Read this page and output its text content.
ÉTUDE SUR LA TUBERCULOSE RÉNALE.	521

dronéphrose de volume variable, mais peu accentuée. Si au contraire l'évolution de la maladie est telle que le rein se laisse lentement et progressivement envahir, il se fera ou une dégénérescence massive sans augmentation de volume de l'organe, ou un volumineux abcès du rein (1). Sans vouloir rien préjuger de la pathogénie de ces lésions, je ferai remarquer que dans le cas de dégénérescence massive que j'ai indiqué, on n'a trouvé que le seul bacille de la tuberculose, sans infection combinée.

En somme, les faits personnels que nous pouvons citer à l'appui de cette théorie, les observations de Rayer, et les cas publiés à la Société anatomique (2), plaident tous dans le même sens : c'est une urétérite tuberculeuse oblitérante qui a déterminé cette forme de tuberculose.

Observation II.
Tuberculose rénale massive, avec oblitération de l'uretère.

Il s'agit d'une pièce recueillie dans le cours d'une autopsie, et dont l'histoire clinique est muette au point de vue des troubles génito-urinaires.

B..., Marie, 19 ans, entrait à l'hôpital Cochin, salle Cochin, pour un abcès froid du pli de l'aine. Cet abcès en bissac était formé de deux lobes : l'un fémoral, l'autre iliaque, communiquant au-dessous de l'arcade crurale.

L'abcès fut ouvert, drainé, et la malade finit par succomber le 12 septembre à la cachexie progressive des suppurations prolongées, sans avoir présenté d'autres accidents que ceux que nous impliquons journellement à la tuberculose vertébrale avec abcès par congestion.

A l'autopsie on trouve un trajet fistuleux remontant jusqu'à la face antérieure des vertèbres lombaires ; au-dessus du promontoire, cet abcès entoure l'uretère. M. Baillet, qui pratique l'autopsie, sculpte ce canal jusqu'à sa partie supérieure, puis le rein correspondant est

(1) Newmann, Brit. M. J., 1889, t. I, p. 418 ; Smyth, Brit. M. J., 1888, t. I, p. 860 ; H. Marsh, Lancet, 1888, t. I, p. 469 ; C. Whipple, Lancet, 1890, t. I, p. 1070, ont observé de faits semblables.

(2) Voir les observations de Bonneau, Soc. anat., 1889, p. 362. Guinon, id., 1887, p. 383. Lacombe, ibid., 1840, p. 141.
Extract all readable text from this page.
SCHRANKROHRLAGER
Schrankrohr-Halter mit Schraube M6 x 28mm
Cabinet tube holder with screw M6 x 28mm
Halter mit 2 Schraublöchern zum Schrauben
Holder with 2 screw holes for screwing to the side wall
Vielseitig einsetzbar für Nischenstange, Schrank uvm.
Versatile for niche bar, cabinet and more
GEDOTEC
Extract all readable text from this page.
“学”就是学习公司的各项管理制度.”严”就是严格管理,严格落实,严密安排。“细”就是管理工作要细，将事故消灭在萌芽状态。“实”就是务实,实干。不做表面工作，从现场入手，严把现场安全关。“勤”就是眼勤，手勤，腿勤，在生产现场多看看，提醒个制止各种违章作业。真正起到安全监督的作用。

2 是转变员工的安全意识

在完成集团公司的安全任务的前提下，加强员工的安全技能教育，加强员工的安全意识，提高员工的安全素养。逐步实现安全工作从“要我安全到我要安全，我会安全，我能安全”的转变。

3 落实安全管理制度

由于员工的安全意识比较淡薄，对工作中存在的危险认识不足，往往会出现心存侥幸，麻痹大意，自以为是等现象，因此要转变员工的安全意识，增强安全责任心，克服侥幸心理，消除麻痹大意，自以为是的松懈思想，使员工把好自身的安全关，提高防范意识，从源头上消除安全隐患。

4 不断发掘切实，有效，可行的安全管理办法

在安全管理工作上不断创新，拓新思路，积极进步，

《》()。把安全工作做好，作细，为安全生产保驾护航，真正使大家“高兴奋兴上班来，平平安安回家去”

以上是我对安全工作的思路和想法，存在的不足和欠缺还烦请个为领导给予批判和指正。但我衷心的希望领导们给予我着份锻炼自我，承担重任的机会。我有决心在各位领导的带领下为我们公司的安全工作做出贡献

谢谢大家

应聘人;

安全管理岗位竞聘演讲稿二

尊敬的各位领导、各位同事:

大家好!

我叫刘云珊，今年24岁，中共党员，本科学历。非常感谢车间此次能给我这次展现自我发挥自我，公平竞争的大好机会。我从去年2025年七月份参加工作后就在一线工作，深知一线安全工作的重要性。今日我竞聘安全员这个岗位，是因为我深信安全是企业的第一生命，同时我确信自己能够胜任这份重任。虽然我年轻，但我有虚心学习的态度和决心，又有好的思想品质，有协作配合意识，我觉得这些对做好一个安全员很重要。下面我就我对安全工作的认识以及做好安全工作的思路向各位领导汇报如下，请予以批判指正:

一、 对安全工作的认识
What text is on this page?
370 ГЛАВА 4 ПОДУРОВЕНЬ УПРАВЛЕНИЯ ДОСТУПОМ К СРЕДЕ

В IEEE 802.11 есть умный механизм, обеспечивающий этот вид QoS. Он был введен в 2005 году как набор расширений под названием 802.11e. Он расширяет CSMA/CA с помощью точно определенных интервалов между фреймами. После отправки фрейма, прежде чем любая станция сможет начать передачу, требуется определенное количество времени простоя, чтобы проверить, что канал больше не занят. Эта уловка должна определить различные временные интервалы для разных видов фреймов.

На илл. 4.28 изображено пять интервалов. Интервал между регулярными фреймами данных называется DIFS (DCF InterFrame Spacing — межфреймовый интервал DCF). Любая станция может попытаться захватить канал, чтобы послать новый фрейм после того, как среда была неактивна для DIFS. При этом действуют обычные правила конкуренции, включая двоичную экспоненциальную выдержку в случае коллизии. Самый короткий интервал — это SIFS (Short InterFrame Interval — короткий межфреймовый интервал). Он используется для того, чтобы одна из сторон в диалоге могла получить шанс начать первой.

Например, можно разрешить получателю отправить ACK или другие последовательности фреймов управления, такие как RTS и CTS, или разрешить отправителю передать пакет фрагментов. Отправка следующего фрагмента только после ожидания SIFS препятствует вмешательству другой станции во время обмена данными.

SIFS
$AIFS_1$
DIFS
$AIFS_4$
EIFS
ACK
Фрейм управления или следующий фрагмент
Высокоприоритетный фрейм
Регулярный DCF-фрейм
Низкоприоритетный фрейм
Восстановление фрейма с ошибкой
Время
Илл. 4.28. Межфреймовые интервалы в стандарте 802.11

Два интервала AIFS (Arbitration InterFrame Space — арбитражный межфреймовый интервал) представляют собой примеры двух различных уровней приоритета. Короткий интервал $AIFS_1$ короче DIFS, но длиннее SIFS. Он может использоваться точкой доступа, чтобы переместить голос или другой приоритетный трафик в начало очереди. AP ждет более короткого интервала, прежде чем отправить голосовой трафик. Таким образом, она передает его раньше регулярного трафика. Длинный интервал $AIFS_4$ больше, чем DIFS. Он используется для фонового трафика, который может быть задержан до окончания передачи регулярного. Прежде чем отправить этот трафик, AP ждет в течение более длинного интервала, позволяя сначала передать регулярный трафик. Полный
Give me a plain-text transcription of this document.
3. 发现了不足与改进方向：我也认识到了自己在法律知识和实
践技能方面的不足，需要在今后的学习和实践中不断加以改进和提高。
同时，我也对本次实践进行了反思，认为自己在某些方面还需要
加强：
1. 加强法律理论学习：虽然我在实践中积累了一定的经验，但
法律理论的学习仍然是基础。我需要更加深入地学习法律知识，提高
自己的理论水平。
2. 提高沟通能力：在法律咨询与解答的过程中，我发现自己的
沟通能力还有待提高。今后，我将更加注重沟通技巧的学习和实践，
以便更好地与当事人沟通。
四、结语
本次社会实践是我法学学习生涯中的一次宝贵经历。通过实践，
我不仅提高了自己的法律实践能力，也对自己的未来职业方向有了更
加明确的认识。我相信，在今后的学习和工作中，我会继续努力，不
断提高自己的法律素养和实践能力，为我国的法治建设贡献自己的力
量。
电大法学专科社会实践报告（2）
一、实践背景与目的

────

Exercise —
Transcribe exactly the line containing "Give me a plain-text" and all remaining lines of the material, ending with the last one.

Full answer —
Give me a plain-text transcription of this document.
3. 发现了不足与改进方向：我也认识到了自己在法律知识和实
践技能方面的不足，需要在今后的学习和实践中不断加以改进和提高。
同时，我也对本次实践进行了反思，认为自己在某些方面还需要
加强：
1. 加强法律理论学习：虽然我在实践中积累了一定的经验，但
法律理论的学习仍然是基础。我需要更加深入地学习法律知识，提高
自己的理论水平。
2. 提高沟通能力：在法律咨询与解答的过程中，我发现自己的
沟通能力还有待提高。今后，我将更加注重沟通技巧的学习和实践，
以便更好地与当事人沟通。
四、结语
本次社会实践是我法学学习生涯中的一次宝贵经历。通过实践，
我不仅提高了自己的法律实践能力，也对自己的未来职业方向有了更
加明确的认识。我相信，在今后的学习和工作中，我会继续努力，不
断提高自己的法律素养和实践能力，为我国的法治建设贡献自己的力
量。
电大法学专科社会实践报告（2）
一、实践背景与目的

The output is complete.